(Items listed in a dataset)
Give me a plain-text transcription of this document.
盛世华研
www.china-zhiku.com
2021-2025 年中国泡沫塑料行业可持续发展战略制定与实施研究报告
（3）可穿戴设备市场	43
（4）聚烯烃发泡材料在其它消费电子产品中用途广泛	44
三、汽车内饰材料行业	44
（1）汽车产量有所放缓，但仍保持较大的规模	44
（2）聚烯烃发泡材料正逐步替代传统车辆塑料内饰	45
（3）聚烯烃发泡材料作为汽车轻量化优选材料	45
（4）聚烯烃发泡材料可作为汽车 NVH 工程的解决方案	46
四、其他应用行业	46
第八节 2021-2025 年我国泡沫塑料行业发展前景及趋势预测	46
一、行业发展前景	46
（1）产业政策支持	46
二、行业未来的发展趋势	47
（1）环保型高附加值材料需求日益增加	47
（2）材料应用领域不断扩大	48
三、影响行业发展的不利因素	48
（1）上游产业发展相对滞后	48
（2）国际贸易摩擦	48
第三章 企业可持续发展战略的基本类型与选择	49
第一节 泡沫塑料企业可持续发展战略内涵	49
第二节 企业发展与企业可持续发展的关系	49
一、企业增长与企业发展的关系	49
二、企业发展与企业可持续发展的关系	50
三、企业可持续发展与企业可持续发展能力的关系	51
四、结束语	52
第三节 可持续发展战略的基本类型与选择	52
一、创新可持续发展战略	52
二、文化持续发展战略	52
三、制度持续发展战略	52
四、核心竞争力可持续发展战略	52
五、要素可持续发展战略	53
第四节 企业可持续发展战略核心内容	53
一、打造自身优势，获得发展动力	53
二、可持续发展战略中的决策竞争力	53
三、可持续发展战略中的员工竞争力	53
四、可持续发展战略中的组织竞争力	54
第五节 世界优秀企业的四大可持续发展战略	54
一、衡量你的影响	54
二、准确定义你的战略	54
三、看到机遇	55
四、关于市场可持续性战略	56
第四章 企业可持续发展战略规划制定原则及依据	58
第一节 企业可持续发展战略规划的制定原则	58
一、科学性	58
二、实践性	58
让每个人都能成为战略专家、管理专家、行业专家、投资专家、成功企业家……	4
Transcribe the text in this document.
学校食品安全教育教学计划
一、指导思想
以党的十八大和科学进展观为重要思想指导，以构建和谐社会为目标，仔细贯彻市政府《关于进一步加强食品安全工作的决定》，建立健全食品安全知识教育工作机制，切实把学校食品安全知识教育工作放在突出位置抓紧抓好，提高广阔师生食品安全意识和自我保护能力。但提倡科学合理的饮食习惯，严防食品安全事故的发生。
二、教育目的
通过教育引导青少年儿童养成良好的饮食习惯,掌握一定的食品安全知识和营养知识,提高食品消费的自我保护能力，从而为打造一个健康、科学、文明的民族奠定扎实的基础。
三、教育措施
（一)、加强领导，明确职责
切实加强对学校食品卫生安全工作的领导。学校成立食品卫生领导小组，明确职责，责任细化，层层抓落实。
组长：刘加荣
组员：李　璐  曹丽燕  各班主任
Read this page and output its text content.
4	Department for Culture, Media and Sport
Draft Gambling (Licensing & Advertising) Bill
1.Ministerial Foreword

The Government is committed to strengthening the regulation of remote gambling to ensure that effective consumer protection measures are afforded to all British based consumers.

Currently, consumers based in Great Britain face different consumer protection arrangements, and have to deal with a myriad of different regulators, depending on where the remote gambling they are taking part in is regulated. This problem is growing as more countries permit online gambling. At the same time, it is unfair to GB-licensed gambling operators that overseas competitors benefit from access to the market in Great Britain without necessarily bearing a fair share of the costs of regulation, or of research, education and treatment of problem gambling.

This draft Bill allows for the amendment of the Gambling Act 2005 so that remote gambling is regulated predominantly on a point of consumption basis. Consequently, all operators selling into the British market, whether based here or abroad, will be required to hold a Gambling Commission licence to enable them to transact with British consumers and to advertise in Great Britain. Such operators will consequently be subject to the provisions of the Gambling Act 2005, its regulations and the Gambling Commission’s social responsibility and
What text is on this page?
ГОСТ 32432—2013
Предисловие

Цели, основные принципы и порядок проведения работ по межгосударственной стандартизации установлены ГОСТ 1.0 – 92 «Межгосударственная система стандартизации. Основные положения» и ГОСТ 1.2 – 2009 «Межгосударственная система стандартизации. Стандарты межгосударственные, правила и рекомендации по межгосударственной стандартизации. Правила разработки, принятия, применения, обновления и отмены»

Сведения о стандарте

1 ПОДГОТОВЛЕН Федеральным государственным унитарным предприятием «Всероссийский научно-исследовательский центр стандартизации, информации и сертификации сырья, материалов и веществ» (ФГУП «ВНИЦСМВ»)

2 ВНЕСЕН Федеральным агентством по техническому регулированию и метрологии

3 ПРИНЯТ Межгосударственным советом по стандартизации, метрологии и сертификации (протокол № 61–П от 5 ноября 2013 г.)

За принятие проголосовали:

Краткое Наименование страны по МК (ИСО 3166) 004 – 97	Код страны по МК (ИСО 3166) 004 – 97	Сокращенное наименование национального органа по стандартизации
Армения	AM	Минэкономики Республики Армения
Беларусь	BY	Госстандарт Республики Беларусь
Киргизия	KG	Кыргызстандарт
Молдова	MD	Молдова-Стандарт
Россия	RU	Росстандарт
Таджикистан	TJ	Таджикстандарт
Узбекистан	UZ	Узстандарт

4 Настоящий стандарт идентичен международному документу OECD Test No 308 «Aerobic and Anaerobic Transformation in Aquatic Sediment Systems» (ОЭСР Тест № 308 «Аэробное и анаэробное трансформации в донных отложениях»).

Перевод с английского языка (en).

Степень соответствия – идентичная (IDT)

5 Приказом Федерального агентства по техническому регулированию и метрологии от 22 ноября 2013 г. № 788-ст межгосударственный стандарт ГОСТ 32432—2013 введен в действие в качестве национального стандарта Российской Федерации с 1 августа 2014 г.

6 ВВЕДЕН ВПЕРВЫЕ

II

=== Exercise aim ===
Return the whole listing exactly.

=== Result ===
Give me a plain-text transcription of this document.
盛世华研
www.china-zhiku.com
2021-2025 年中国泡沫塑料行业可持续发展战略制定与实施研究报告
（3）可穿戴设备市场	43
（4）聚烯烃发泡材料在其它消费电子产品中用途广泛	44
三、汽车内饰材料行业	44
（1）汽车产量有所放缓，但仍保持较大的规模	44
（2）聚烯烃发泡材料正逐步替代传统车辆塑料内饰	45
（3）聚烯烃发泡材料作为汽车轻量化优选材料	45
（4）聚烯烃发泡材料可作为汽车 NVH 工程的解决方案	46
四、其他应用行业	46
第八节 2021-2025 年我国泡沫塑料行业发展前景及趋势预测	46
一、行业发展前景	46
（1）产业政策支持	46
二、行业未来的发展趋势	47
（1）环保型高附加值材料需求日益增加	47
（2）材料应用领域不断扩大	48
三、影响行业发展的不利因素	48
（1）上游产业发展相对滞后	48
（2）国际贸易摩擦	48
第三章 企业可持续发展战略的基本类型与选择	49
第一节 泡沫塑料企业可持续发展战略内涵	49
第二节 企业发展与企业可持续发展的关系	49
一、企业增长与企业发展的关系	49
二、企业发展与企业可持续发展的关系	50
三、企业可持续发展与企业可持续发展能力的关系	51
四、结束语	52
第三节 可持续发展战略的基本类型与选择	52
一、创新可持续发展战略	52
二、文化持续发展战略	52
三、制度持续发展战略	52
四、核心竞争力可持续发展战略	52
五、要素可持续发展战略	53
第四节 企业可持续发展战略核心内容	53
一、打造自身优势，获得发展动力	53
二、可持续发展战略中的决策竞争力	53
三、可持续发展战略中的员工竞争力	53
四、可持续发展战略中的组织竞争力	54
第五节 世界优秀企业的四大可持续发展战略	54
一、衡量你的影响	54
二、准确定义你的战略	54
三、看到机遇	55
四、关于市场可持续性战略	56
第四章 企业可持续发展战略规划制定原则及依据	58
第一节 企业可持续发展战略规划的制定原则	58
一、科学性	58
二、实践性	58
让每个人都能成为战略专家、管理专家、行业专家、投资专家、成功企业家……	4
Transcribe the text in this document.
学校食品安全教育教学计划
一、指导思想
以党的十八大和科学进展观为重要思想指导，以构建和谐社会为目标，仔细贯彻市政府《关于进一步加强食品安全工作的决定》，建立健全食品安全知识教育工作机制，切实把学校食品安全知识教育工作放在突出位置抓紧抓好，提高广阔师生食品安全意识和自我保护能力。但提倡科学合理的饮食习惯，严防食品安全事故的发生。
二、教育目的
通过教育引导青少年儿童养成良好的饮食习惯,掌握一定的食品安全知识和营养知识,提高食品消费的自我保护能力，从而为打造一个健康、科学、文明的民族奠定扎实的基础。
三、教育措施
（一)、加强领导，明确职责
切实加强对学校食品卫生安全工作的领导。学校成立食品卫生领导小组，明确职责，责任细化，层层抓落实。
组长：刘加荣
组员：李　璐  曹丽燕  各班主任
Read this page and output its text content.
4	Department for Culture, Media and Sport
Draft Gambling (Licensing & Advertising) Bill
1.Ministerial Foreword

The Government is committed to strengthening the regulation of remote gambling to ensure that effective consumer protection measures are afforded to all British based consumers.

Currently, consumers based in Great Britain face different consumer protection arrangements, and have to deal with a myriad of different regulators, depending on where the remote gambling they are taking part in is regulated. This problem is growing as more countries permit online gambling. At the same time, it is unfair to GB-licensed gambling operators that overseas competitors benefit from access to the market in Great Britain without necessarily bearing a fair share of the costs of regulation, or of research, education and treatment of problem gambling.

This draft Bill allows for the amendment of the Gambling Act 2005 so that remote gambling is regulated predominantly on a point of consumption basis. Consequently, all operators selling into the British market, whether based here or abroad, will be required to hold a Gambling Commission licence to enable them to transact with British consumers and to advertise in Great Britain. Such operators will consequently be subject to the provisions of the Gambling Act 2005, its regulations and the Gambling Commission’s social responsibility and
What text is on this page?
ГОСТ 32432—2013
Предисловие

Цели, основные принципы и порядок проведения работ по межгосударственной стандартизации установлены ГОСТ 1.0 – 92 «Межгосударственная система стандартизации. Основные положения» и ГОСТ 1.2 – 2009 «Межгосударственная система стандартизации. Стандарты межгосударственные, правила и рекомендации по межгосударственной стандартизации. Правила разработки, принятия, применения, обновления и отмены»

Сведения о стандарте

1 ПОДГОТОВЛЕН Федеральным государственным унитарным предприятием «Всероссийский научно-исследовательский центр стандартизации, информации и сертификации сырья, материалов и веществ» (ФГУП «ВНИЦСМВ»)

2 ВНЕСЕН Федеральным агентством по техническому регулированию и метрологии

3 ПРИНЯТ Межгосударственным советом по стандартизации, метрологии и сертификации (протокол № 61–П от 5 ноября 2013 г.)

За принятие проголосовали:

Краткое Наименование страны по МК (ИСО 3166) 004 – 97	Код страны по МК (ИСО 3166) 004 – 97	Сокращенное наименование национального органа по стандартизации
Армения	AM	Минэкономики Республики Армения
Беларусь	BY	Госстандарт Республики Беларусь
Киргизия	KG	Кыргызстандарт
Молдова	MD	Молдова-Стандарт
Россия	RU	Росстандарт
Таджикистан	TJ	Таджикстандарт
Узбекистан	UZ	Узстандарт

4 Настоящий стандарт идентичен международному документу OECD Test No 308 «Aerobic and Anaerobic Transformation in Aquatic Sediment Systems» (ОЭСР Тест № 308 «Аэробное и анаэробное трансформации в донных отложениях»).

Перевод с английского языка (en).

Степень соответствия – идентичная (IDT)

5 Приказом Федерального агентства по техническому регулированию и метрологии от 22 ноября 2013 г. № 788-ст межгосударственный стандарт ГОСТ 32432—2013 введен в действие в качестве национального стандарта Российской Федерации с 1 августа 2014 г.

6 ВВЕДЕН ВПЕРВЫЕ

II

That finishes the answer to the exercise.